Data excerpts -
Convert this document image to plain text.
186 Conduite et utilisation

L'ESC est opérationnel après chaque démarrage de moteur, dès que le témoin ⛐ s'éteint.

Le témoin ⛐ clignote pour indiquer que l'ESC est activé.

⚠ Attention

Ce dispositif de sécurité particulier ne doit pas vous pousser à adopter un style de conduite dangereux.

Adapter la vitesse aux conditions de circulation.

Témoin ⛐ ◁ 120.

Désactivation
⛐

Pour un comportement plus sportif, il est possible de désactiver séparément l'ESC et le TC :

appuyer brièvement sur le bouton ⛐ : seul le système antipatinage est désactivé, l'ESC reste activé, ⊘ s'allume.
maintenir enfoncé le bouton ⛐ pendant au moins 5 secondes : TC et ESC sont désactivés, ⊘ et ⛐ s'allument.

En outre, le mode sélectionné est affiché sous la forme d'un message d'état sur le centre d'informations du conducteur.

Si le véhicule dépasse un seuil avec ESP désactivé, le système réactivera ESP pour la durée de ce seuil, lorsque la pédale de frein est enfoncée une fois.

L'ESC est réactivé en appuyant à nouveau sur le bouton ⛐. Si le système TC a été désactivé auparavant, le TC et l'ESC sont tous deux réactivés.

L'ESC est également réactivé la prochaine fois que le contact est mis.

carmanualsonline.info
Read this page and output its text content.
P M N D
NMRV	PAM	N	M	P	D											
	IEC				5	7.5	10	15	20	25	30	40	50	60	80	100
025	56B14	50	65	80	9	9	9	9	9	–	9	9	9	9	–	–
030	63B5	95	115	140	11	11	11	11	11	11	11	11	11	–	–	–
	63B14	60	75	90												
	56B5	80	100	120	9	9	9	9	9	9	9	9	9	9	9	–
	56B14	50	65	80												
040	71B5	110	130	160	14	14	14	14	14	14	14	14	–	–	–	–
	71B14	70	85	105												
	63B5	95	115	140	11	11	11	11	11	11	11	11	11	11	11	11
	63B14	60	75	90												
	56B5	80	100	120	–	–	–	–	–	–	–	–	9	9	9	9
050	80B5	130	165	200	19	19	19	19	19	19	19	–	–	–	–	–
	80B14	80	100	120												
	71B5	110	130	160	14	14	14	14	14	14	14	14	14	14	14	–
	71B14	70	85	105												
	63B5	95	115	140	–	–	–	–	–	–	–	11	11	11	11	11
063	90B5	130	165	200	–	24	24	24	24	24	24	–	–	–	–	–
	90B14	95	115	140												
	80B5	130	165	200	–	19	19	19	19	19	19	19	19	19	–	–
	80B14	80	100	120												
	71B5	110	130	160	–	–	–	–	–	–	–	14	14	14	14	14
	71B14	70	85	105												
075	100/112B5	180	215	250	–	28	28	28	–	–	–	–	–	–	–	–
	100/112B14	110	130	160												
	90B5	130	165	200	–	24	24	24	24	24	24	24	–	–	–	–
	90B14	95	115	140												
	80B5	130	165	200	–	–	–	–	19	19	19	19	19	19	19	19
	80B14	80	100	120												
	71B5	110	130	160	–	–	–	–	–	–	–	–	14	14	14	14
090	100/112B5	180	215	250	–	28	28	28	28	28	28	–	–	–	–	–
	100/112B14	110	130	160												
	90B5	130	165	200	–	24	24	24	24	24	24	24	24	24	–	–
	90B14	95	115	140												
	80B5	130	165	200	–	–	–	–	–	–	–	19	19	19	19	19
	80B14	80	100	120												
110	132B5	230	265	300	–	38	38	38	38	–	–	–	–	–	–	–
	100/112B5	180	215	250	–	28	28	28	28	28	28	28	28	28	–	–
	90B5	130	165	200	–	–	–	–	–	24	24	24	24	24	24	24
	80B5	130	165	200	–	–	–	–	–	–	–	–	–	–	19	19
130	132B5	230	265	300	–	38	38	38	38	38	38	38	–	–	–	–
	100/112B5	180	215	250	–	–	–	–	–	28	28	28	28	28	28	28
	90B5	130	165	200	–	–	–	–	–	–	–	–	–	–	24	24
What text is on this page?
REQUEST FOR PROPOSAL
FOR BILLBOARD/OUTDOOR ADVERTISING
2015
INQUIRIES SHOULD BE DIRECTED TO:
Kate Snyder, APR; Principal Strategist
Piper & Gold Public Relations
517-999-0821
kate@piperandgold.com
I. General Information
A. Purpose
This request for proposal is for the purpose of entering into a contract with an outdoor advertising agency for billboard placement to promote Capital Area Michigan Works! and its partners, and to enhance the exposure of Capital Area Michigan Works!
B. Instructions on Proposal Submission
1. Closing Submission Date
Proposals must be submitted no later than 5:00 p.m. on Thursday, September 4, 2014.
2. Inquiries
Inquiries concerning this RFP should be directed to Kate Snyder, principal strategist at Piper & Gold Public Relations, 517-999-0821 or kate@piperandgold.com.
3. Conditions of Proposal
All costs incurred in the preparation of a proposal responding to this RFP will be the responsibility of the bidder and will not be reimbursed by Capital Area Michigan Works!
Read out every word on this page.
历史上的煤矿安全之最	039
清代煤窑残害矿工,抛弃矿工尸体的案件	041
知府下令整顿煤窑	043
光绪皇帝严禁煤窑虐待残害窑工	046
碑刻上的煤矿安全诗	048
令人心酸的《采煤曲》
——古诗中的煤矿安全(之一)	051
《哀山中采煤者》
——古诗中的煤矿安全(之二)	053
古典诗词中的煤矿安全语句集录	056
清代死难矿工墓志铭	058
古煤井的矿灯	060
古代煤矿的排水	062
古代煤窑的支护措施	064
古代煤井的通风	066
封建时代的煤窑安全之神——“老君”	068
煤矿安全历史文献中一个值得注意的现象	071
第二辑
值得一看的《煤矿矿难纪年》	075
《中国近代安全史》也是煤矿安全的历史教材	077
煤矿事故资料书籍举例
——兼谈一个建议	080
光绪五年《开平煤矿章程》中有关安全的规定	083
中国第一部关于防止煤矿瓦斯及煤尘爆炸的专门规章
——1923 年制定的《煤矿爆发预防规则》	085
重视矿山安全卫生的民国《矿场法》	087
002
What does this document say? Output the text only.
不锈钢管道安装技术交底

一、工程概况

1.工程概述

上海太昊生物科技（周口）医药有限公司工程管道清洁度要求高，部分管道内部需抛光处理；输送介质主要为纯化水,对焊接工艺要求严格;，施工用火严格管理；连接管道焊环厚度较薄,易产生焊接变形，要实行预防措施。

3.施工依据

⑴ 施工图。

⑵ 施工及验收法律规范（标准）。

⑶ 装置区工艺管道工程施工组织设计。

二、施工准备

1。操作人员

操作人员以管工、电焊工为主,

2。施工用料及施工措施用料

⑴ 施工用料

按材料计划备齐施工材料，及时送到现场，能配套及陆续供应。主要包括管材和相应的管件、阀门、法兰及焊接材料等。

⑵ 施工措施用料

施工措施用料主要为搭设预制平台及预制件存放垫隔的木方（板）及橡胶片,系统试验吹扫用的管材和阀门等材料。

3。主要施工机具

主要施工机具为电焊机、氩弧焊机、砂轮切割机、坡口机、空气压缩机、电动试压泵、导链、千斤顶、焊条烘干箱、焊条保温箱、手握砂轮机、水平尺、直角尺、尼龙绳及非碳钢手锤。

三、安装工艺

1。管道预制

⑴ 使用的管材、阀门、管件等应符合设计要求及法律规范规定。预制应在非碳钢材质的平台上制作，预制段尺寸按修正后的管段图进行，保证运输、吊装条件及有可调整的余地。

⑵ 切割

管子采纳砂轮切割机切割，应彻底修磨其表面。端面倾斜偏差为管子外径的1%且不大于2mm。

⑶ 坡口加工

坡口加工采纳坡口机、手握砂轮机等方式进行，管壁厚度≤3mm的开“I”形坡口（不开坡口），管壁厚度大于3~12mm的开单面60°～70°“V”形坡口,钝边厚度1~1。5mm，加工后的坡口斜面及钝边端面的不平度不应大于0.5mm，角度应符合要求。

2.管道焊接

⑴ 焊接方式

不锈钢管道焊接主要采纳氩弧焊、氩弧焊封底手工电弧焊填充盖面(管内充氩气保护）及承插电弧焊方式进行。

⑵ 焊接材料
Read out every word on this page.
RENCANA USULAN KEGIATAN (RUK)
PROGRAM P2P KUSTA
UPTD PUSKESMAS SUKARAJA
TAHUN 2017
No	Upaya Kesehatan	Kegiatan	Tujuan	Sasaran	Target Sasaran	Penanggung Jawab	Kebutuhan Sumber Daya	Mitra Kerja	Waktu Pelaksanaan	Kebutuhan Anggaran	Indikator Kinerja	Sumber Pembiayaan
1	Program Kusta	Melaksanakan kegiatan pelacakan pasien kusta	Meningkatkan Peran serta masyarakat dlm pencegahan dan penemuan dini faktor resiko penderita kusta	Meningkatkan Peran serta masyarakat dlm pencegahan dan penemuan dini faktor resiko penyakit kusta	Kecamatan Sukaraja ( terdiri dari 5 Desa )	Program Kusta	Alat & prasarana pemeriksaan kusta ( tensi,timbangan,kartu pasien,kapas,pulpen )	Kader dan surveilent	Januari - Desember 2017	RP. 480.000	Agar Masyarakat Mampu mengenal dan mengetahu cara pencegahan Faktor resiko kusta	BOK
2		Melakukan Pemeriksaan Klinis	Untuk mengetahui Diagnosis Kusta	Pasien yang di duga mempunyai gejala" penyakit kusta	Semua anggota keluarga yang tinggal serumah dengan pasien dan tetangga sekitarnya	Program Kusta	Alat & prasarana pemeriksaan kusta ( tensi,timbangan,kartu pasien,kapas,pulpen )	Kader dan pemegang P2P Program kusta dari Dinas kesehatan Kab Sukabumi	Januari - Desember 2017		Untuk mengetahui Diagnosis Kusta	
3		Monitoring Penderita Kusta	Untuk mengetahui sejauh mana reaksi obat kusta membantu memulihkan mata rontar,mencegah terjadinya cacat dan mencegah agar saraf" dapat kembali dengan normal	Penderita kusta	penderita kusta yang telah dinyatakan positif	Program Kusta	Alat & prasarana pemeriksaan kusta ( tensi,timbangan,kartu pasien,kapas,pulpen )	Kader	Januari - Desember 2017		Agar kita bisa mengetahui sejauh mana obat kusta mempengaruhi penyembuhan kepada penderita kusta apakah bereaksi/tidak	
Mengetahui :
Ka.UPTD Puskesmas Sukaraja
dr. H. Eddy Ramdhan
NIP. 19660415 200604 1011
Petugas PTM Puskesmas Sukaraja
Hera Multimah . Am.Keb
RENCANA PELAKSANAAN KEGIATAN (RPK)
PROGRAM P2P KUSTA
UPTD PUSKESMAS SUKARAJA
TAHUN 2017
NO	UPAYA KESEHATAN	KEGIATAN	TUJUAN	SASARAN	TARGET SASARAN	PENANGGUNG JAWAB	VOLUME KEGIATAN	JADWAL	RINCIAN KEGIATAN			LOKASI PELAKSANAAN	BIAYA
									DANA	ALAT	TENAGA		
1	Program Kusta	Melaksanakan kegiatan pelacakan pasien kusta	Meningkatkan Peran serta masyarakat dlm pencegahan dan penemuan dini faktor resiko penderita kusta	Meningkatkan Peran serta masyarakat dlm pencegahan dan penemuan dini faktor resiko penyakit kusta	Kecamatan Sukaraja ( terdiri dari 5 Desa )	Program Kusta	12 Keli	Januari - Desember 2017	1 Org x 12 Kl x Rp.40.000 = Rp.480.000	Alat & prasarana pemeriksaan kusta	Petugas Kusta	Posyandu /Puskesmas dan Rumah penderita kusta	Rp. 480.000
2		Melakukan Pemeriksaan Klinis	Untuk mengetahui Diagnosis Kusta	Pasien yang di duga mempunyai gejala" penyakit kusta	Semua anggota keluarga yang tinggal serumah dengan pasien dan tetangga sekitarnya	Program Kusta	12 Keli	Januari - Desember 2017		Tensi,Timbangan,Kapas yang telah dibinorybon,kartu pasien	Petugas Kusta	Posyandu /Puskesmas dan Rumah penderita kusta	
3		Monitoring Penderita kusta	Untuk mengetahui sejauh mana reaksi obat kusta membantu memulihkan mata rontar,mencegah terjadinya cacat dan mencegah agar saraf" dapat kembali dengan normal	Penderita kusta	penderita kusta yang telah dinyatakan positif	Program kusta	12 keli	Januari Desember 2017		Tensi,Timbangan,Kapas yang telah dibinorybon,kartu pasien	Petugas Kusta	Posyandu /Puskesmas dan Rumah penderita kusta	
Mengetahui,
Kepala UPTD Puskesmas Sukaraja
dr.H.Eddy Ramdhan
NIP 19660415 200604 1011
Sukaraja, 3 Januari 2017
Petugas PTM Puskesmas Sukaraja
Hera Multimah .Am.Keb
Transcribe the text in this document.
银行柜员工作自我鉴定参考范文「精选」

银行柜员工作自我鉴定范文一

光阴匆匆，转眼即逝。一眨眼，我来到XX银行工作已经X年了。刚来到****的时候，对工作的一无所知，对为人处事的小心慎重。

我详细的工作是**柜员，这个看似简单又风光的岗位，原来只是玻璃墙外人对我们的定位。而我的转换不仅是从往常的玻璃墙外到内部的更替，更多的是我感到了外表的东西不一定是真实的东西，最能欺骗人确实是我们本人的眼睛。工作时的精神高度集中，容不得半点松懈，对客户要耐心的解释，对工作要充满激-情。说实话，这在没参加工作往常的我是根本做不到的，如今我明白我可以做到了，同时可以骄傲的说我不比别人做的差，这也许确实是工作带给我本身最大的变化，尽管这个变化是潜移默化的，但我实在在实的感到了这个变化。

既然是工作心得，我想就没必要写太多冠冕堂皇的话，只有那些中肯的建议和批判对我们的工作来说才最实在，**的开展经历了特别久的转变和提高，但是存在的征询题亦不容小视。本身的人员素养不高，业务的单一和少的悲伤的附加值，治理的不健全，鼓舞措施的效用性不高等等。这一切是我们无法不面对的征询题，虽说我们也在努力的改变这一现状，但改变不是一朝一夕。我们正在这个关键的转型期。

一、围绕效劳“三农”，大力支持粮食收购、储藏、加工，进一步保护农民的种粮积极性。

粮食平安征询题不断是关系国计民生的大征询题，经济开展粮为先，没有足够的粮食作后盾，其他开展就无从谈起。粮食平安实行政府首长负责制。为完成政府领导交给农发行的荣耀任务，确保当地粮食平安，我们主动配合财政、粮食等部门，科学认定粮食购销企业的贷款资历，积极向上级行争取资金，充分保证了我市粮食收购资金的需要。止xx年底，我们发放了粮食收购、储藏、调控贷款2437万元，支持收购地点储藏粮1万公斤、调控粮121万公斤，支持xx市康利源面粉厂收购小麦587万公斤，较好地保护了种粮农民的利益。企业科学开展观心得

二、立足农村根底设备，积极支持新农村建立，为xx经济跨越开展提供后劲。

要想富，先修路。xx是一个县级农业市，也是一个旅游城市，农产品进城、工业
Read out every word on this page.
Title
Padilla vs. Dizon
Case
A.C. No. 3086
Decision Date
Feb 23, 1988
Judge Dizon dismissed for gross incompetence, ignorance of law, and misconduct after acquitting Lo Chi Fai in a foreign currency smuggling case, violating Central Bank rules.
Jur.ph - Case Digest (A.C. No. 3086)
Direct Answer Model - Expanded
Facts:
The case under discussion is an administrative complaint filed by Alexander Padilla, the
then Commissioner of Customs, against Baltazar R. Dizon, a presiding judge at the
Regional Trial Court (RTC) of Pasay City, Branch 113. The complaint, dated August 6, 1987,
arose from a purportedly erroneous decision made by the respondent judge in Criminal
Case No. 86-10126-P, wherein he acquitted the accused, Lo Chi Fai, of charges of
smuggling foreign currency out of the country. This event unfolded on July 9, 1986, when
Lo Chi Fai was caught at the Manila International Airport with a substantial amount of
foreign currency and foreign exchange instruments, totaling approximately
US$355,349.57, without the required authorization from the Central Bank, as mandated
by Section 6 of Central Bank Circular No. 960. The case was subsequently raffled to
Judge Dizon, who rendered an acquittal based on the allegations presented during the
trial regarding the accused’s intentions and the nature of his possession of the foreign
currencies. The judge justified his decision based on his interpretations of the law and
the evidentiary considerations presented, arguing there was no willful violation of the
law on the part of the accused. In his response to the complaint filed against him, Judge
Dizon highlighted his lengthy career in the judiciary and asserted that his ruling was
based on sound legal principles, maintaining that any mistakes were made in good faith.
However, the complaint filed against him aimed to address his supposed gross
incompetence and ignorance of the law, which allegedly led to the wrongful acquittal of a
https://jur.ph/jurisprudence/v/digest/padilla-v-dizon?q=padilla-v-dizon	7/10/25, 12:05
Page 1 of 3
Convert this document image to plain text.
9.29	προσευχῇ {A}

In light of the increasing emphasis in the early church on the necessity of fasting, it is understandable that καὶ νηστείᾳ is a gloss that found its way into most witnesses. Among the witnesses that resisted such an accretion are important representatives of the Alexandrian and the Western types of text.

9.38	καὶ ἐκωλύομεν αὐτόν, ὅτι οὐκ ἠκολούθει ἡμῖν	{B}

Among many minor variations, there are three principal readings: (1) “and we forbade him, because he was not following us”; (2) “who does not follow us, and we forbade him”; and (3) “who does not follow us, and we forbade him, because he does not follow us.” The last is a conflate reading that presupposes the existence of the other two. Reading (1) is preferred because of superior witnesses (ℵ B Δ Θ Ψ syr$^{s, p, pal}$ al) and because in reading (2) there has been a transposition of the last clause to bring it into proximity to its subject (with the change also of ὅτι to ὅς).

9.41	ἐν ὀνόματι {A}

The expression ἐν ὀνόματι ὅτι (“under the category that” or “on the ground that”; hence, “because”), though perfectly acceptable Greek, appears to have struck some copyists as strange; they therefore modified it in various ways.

What you have to do -
Report how many lines of the listing hold the string "foreign", giving only the number.

Output for this task -
4